__GIVEN EXERCISE__: Only the lines holding the string "Moylan" are needed. Copy each one.

__RECORDS SUPPLIED__:

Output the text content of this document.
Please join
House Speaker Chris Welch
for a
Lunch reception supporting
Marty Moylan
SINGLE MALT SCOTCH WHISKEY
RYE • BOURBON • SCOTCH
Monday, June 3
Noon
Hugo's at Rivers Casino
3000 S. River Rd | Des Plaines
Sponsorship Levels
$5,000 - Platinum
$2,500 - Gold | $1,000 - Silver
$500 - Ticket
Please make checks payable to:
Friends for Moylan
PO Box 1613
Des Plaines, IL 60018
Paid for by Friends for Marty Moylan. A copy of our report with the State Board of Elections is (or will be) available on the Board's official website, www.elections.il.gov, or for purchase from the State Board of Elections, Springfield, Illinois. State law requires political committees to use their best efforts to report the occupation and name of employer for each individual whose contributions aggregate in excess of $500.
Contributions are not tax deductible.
--
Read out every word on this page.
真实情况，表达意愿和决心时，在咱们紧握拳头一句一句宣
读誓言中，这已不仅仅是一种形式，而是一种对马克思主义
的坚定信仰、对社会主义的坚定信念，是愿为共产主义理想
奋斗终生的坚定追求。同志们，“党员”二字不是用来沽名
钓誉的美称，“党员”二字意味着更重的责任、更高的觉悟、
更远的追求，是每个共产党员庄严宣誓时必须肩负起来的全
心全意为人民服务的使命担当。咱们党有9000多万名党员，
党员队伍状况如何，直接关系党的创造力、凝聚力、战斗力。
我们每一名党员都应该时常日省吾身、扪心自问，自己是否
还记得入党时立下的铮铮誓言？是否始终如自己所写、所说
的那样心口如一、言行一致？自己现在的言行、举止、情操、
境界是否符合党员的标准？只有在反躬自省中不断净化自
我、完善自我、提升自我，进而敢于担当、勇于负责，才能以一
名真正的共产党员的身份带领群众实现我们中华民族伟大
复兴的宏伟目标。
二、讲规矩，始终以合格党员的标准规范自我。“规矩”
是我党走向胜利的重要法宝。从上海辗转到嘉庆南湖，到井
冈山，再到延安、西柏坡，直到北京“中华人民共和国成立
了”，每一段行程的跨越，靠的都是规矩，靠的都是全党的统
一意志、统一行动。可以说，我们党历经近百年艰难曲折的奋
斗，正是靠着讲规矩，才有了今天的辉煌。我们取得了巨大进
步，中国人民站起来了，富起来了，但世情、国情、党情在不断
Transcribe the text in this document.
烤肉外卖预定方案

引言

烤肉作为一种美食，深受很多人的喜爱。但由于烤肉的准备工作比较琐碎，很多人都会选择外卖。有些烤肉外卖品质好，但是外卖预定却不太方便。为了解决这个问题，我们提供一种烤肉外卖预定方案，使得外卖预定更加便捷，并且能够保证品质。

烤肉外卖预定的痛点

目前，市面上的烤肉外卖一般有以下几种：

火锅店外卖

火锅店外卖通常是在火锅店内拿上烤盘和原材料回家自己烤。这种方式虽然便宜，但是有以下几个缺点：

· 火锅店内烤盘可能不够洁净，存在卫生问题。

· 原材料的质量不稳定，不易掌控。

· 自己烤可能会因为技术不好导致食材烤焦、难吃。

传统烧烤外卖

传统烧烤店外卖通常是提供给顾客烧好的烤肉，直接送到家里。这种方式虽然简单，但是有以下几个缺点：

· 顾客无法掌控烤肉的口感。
* * *
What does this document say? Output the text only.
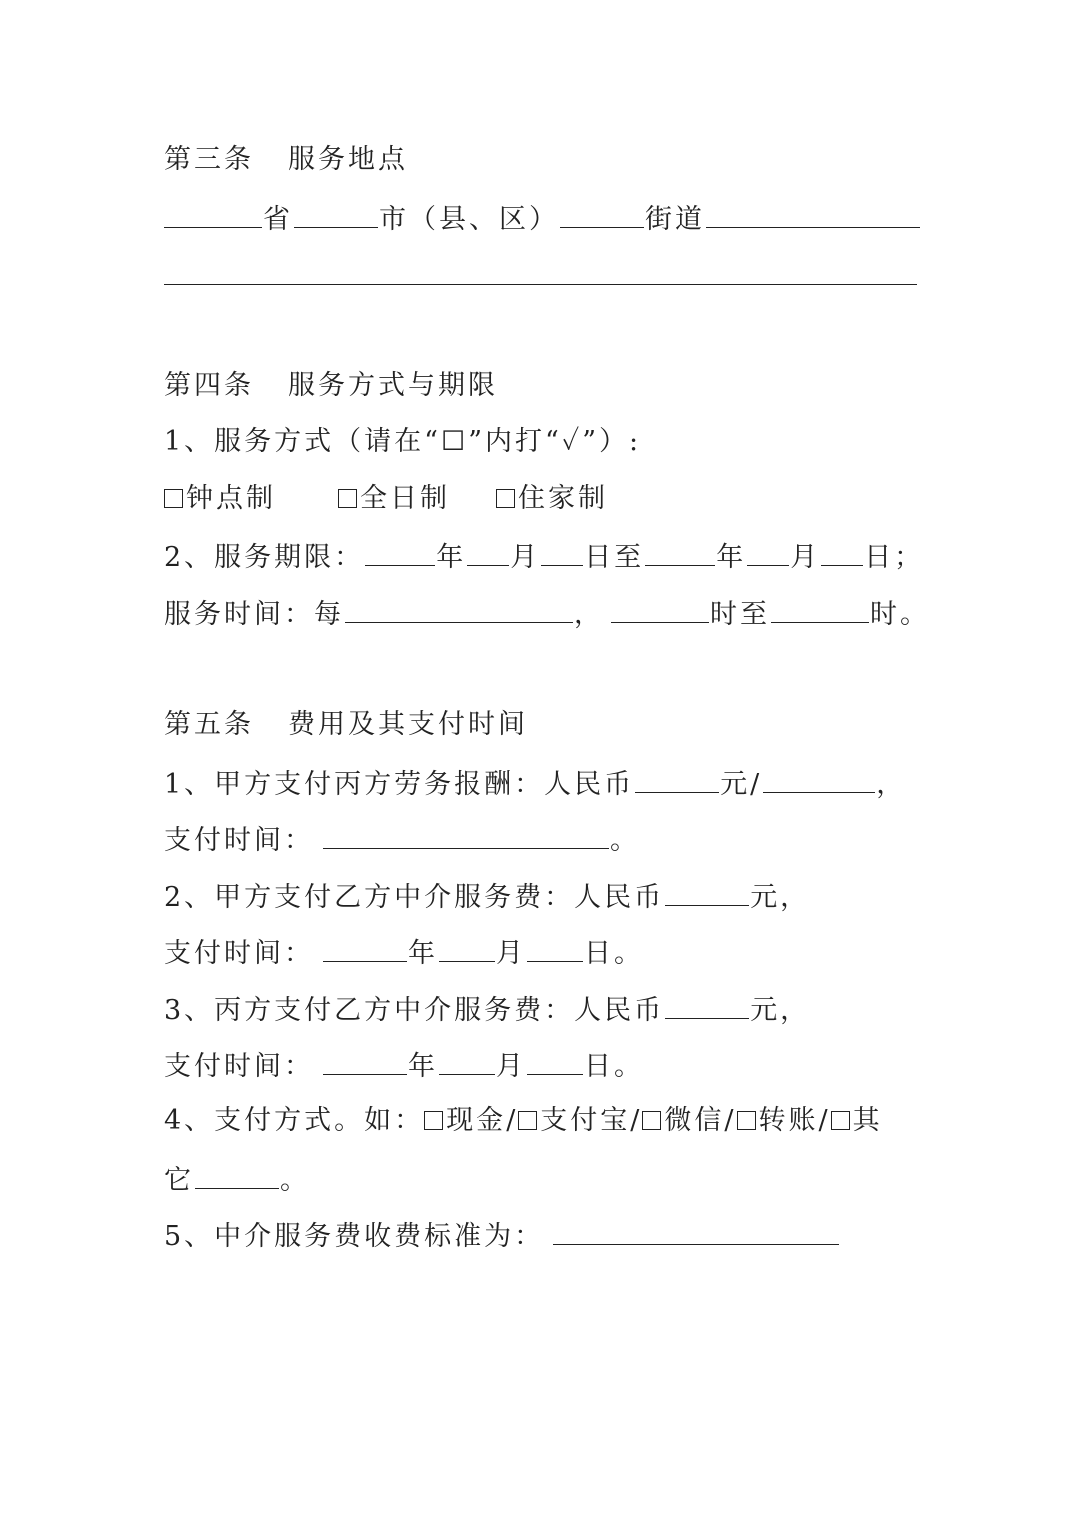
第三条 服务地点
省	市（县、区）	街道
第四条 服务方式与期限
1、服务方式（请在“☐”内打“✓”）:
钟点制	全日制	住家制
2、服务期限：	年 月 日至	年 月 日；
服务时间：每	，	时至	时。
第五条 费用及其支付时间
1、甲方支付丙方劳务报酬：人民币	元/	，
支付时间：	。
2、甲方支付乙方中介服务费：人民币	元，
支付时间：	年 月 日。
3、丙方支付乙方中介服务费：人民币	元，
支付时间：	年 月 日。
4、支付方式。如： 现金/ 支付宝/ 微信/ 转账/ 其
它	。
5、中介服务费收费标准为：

__THE COMPLETED TASK__:
Marty Moylan
Friends for Moylan
Paid for by Friends for Marty Moylan. A copy of our report with the State Board of Elections is (or will be) available on the Board's official website, www.elections.il.gov, or for purchase from the State Board of Elections, Springfield, Illinois. State law requires political committees to use their best efforts to report the occupation and name of employer for each individual whose contributions aggregate in excess of $500.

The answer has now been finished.